● Exercise
Locate all lines in the data below that hold "ainda" and show them.

======

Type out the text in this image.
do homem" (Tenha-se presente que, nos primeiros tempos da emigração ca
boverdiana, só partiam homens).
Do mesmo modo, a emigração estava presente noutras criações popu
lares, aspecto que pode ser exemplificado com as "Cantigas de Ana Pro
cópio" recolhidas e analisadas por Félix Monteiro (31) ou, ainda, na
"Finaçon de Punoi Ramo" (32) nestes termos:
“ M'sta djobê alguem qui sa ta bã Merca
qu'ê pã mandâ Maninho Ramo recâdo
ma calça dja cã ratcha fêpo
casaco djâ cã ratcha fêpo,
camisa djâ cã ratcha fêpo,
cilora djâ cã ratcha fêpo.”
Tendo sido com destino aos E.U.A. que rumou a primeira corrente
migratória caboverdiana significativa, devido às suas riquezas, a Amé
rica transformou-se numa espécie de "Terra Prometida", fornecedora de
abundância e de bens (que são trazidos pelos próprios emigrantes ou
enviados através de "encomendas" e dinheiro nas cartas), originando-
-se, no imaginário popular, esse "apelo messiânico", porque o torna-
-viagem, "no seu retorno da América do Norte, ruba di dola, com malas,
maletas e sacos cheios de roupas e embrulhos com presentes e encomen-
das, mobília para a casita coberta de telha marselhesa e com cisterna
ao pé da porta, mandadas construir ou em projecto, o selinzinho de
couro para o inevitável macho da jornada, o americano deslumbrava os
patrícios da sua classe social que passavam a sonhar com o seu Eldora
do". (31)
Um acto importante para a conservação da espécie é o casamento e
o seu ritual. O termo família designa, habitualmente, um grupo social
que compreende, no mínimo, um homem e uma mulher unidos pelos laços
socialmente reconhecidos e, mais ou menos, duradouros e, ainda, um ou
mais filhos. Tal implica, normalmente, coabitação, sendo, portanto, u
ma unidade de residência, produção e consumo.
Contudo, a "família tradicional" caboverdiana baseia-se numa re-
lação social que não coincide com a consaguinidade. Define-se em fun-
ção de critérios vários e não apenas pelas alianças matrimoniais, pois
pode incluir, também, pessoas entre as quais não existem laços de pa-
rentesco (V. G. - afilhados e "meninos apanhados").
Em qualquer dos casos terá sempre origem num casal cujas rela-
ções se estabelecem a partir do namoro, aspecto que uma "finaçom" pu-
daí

======

● Finished exercise
cópio" recolhidas e analisadas por Félix Monteiro (31) ou, ainda, na
socialmente reconhecidos e, mais ou menos, duradouros e, ainda, um ou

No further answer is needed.